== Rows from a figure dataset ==
--*--
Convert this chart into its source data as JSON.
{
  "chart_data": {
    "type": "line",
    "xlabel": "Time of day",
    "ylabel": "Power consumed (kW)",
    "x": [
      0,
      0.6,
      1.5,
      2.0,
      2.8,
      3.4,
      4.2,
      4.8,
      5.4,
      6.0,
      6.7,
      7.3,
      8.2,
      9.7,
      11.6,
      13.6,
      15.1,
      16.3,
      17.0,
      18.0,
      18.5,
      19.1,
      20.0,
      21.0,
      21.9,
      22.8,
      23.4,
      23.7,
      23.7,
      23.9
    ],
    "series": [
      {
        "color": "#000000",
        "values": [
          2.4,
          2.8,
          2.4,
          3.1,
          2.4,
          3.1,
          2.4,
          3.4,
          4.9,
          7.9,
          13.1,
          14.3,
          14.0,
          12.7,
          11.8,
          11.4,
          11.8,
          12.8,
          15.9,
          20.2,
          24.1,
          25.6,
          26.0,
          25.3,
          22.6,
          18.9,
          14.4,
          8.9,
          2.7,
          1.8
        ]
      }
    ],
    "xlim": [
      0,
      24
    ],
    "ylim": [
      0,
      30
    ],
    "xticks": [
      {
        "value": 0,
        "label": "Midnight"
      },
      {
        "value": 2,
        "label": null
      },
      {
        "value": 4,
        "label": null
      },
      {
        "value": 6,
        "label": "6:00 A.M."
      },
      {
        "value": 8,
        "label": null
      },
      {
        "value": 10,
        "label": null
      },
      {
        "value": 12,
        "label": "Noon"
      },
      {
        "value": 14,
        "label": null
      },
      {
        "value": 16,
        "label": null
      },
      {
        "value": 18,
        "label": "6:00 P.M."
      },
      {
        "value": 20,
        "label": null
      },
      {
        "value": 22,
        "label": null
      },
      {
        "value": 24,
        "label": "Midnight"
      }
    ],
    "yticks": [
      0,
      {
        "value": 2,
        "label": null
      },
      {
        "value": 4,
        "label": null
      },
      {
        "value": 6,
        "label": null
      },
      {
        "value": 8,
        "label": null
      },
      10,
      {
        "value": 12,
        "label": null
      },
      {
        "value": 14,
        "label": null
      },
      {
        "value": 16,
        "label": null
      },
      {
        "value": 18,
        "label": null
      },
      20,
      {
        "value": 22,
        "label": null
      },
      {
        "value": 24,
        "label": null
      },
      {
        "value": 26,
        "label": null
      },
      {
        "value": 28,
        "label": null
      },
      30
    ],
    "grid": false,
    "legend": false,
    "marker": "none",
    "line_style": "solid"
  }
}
--*--
== GOAL ==
Copy out each record exactly as given, omitting none.

== SOLUTION ==
Convert this chart into its source data as JSON.
{
  "chart_data": {
    "type": "line",
    "xlabel": "Time of day",
    "ylabel": "Power consumed (kW)",
    "x": [
      0,
      0.6,
      1.5,
      2.0,
      2.8,
      3.4,
      4.2,
      4.8,
      5.4,
      6.0,
      6.7,
      7.3,
      8.2,
      9.7,
      11.6,
      13.6,
      15.1,
      16.3,
      17.0,
      18.0,
      18.5,
      19.1,
      20.0,
      21.0,
      21.9,
      22.8,
      23.4,
      23.7,
      23.7,
      23.9
    ],
    "series": [
      {
        "color": "#000000",
        "values": [
          2.4,
          2.8,
          2.4,
          3.1,
          2.4,
          3.1,
          2.4,
          3.4,
          4.9,
          7.9,
          13.1,
          14.3,
          14.0,
          12.7,
          11.8,
          11.4,
          11.8,
          12.8,
          15.9,
          20.2,
          24.1,
          25.6,
          26.0,
          25.3,
          22.6,
          18.9,
          14.4,
          8.9,
          2.7,
          1.8
        ]
      }
    ],
    "xlim": [
      0,
      24
    ],
    "ylim": [
      0,
      30
    ],
    "xticks": [
      {
        "value": 0,
        "label": "Midnight"
      },
      {
        "value": 2,
        "label": null
      },
      {
        "value": 4,
        "label": null
      },
      {
        "value": 6,
        "label": "6:00 A.M."
      },
      {
        "value": 8,
        "label": null
      },
      {
        "value": 10,
        "label": null
      },
      {
        "value": 12,
        "label": "Noon"
      },
      {
        "value": 14,
        "label": null
      },
      {
        "value": 16,
        "label": null
      },
      {
        "value": 18,
        "label": "6:00 P.M."
      },
      {
        "value": 20,
        "label": null
      },
      {
        "value": 22,
        "label": null
      },
      {
        "value": 24,
        "label": "Midnight"
      }
    ],
    "yticks": [
      0,
      {
        "value": 2,
        "label": null
      },
      {
        "value": 4,
        "label": null
      },
      {
        "value": 6,
        "label": null
      },
      {
        "value": 8,
        "label": null
      },
      10,
      {
        "value": 12,
        "label": null
      },
      {
        "value": 14,
        "label": null
      },
      {
        "value": 16,
        "label": null
      },
      {
        "value": 18,
        "label": null
      },
      20,
      {
        "value": 22,
        "label": null
      },
      {
        "value": 24,
        "label": null
      },
      {
        "value": 26,
        "label": null
      },
      {
        "value": 28,
        "label": null
      },
      30
    ],
    "grid": false,
    "legend": false,
    "marker": "none",
    "line_style": "solid"
  }
}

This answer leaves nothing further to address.